--- Begin EXTRACTED MATERIAL ---

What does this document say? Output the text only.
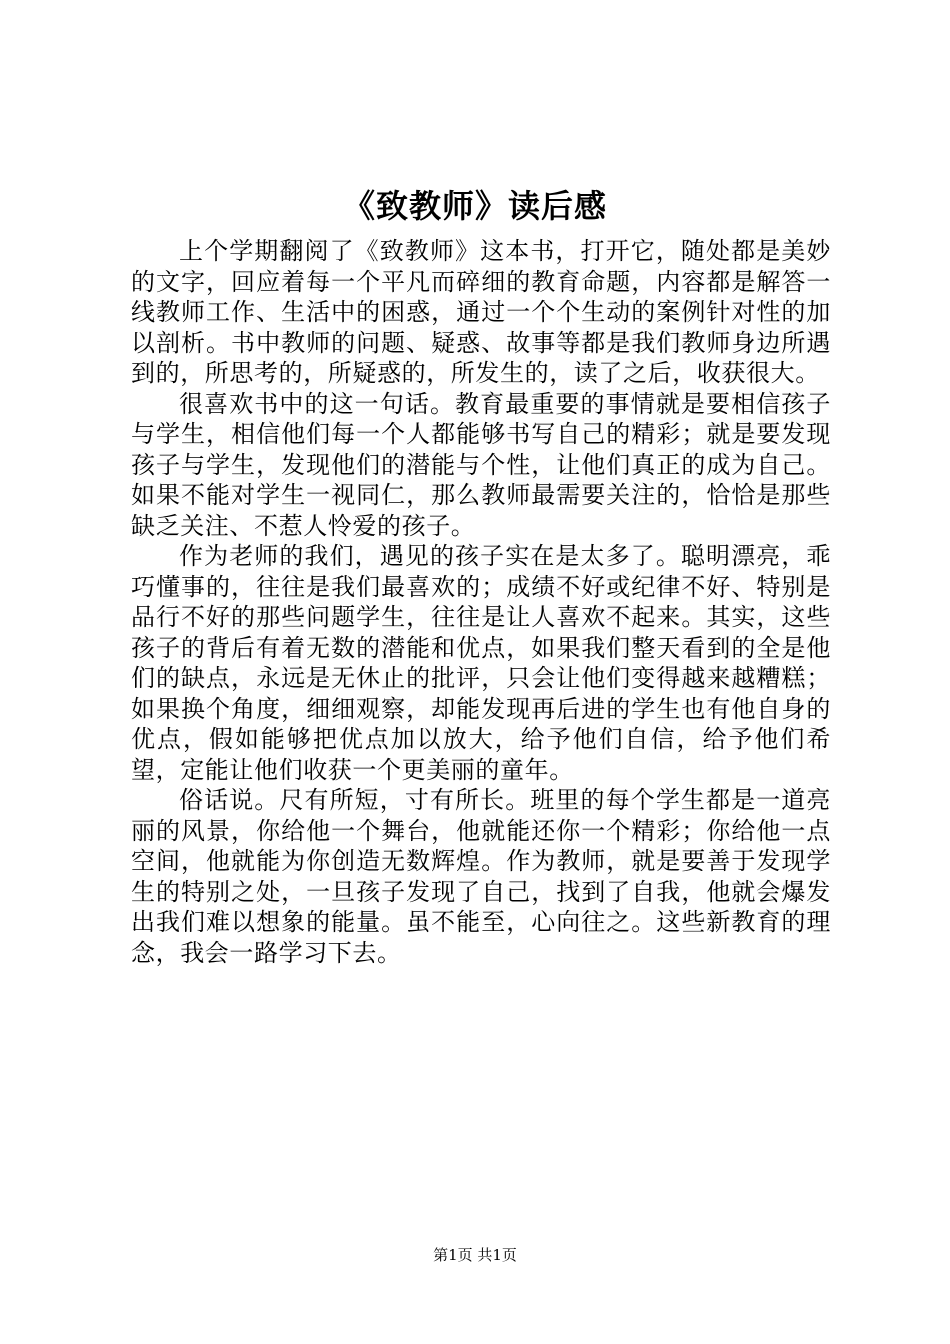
《致教师》读后感

上个学期翻阅了《致教师》这本书，打开它，随处都是美妙的文字，回应着每一个平凡而碎细的教育命题，内容都是解答一线教师工作、生活中的困惑，通过一个个生动的案例针对性的加以剖析。书中教师的问题、疑惑、故事等都是我们教师身边所遇到的，所思考的，所疑惑的，所发生的，读了之后，收获很大。

很喜欢书中的这一句话。教育最重要的事情就是要相信孩子与学生，相信他们每一个人都能够书写自己的精彩；就是要发现孩子与学生，发现他们的潜能与个性，让他们真正的成为自己。如果不能对学生一视同仁，那么教师最需要关注的，恰恰是那些缺乏关注、不惹人怜爱的孩子。

作为老师的我们，遇见的孩子实在是太多了。聪明漂亮，乖巧懂事的，往往是我们最喜欢的；成绩不好或纪律不好、特别是品行不好的那些问题学生，往往是让人喜欢不起来。其实，这些孩子的背后有着无数的潜能和优点，如果我们整天看到的全是他们的缺点，永远是无休止的批评，只会让他们变得越来越糟糕；如果换个角度，细细观察，却能发现再后进的学生也有他自身的优点，假如能够把优点加以放大，给予他们自信，给予他们希望，定能让他们收获一个更美丽的童年。

俗话说。尺有所短，寸有所长。班里的每个学生都是一道亮丽的风景，你给他一个舞台，他就能还你一个精彩；你给他一点空间，他就能为你创造无数辉煌。作为教师，就是要善于发现学生的特别之处，一旦孩子发现了自己，找到了自我，他就会爆发出我们难以想象的能量。虽不能至，心向往之。这些新教育的理念，我会一路学习下去。

第1页 共1页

--- End EXTRACTED MATERIAL ---

**WHAT IS EXPECTED**
Repeat the material above word for word, please, apart from its images.

**FINISHED ANSWER**
What does this document say? Output the text only.
《致教师》读后感

上个学期翻阅了《致教师》这本书，打开它，随处都是美妙的文字，回应着每一个平凡而碎细的教育命题，内容都是解答一线教师工作、生活中的困惑，通过一个个生动的案例针对性的加以剖析。书中教师的问题、疑惑、故事等都是我们教师身边所遇到的，所思考的，所疑惑的，所发生的，读了之后，收获很大。

很喜欢书中的这一句话。教育最重要的事情就是要相信孩子与学生，相信他们每一个人都能够书写自己的精彩；就是要发现孩子与学生，发现他们的潜能与个性，让他们真正的成为自己。如果不能对学生一视同仁，那么教师最需要关注的，恰恰是那些缺乏关注、不惹人怜爱的孩子。

作为老师的我们，遇见的孩子实在是太多了。聪明漂亮，乖巧懂事的，往往是我们最喜欢的；成绩不好或纪律不好、特别是品行不好的那些问题学生，往往是让人喜欢不起来。其实，这些孩子的背后有着无数的潜能和优点，如果我们整天看到的全是他们的缺点，永远是无休止的批评，只会让他们变得越来越糟糕；如果换个角度，细细观察，却能发现再后进的学生也有他自身的优点，假如能够把优点加以放大，给予他们自信，给予他们希望，定能让他们收获一个更美丽的童年。

俗话说。尺有所短，寸有所长。班里的每个学生都是一道亮丽的风景，你给他一个舞台，他就能还你一个精彩；你给他一点空间，他就能为你创造无数辉煌。作为教师，就是要善于发现学生的特别之处，一旦孩子发现了自己，找到了自我，他就会爆发出我们难以想象的能量。虽不能至，心向往之。这些新教育的理念，我会一路学习下去。

第1页 共1页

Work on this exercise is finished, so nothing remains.